**Figure dataset records:**
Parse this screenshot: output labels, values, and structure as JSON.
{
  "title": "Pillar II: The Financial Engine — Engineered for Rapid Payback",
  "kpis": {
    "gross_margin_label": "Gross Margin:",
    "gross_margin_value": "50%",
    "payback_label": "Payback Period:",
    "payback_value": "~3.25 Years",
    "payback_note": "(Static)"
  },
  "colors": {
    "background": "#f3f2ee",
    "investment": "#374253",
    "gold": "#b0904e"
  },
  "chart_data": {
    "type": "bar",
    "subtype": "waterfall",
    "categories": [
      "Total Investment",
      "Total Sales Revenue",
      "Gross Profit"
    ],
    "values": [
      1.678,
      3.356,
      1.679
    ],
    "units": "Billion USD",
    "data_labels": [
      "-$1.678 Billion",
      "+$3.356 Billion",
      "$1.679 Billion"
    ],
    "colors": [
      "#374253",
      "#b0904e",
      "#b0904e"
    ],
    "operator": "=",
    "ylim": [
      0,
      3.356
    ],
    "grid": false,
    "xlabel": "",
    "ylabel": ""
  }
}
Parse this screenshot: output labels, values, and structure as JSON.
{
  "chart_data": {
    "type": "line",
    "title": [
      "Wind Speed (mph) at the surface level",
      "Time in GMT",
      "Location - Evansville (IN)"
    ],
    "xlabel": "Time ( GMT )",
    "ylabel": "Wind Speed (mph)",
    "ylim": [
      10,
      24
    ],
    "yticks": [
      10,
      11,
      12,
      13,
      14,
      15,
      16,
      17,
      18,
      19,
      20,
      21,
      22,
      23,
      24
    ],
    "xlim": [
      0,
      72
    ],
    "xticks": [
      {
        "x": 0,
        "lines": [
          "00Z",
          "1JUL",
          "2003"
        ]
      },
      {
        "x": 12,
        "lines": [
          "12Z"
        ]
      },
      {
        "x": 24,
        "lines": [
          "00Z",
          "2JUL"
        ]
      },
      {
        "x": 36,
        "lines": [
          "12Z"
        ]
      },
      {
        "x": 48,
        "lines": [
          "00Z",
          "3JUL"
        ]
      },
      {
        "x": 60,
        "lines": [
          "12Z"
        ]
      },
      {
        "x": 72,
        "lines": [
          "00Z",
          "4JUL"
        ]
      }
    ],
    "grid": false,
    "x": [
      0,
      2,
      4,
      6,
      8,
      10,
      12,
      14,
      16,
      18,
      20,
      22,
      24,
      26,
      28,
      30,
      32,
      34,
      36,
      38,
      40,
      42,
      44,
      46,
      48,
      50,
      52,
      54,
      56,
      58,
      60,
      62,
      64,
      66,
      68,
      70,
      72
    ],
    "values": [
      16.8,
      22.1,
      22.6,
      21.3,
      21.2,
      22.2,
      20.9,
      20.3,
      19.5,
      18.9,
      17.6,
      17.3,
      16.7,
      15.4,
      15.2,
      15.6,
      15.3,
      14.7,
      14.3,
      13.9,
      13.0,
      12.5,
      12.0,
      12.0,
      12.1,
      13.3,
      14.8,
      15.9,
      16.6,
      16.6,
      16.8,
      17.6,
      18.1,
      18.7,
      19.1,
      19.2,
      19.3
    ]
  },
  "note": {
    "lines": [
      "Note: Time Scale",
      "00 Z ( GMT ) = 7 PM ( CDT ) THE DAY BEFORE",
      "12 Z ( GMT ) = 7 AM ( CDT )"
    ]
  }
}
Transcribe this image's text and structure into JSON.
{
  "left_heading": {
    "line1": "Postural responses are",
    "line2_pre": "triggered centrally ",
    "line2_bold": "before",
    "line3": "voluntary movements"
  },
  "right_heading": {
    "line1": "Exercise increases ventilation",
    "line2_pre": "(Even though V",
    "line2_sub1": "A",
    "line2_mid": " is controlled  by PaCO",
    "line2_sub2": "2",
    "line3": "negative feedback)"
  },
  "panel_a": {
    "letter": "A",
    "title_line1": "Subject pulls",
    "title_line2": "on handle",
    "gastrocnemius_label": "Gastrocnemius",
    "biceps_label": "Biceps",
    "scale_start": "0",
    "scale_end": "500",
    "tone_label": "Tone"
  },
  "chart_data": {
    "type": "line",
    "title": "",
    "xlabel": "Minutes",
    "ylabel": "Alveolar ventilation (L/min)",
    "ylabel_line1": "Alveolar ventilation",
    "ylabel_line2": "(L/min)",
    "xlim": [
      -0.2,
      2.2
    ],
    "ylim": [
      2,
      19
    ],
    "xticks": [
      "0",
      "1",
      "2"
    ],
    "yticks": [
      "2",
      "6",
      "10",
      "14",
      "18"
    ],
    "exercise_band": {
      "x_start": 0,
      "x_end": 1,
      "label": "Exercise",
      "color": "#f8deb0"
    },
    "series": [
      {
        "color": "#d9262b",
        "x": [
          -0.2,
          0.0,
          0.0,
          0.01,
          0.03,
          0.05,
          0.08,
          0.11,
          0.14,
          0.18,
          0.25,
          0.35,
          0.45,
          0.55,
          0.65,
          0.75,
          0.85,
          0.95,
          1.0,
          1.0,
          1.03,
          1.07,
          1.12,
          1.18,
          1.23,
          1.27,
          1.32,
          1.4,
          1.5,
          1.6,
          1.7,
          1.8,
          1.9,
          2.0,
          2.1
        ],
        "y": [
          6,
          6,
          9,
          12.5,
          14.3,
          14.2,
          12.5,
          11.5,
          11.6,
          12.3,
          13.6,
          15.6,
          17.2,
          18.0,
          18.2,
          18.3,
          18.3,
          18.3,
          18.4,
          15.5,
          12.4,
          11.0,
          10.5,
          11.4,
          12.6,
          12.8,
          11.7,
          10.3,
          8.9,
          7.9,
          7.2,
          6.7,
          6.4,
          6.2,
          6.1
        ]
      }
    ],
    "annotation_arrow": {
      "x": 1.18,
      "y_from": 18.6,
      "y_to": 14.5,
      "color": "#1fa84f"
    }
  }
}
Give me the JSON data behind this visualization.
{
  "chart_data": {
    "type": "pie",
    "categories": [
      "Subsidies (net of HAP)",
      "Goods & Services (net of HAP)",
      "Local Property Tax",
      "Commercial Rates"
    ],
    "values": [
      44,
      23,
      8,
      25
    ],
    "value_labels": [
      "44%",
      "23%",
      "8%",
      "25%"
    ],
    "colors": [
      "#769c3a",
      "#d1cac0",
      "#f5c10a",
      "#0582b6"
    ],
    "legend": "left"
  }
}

**Goal:** Go over the data above and copy every line that has the word "Alveolar" in it.

**Exercise result:**
    "ylabel": "Alveolar ventilation (L/min)",
    "ylabel_line1": "Alveolar ventilation",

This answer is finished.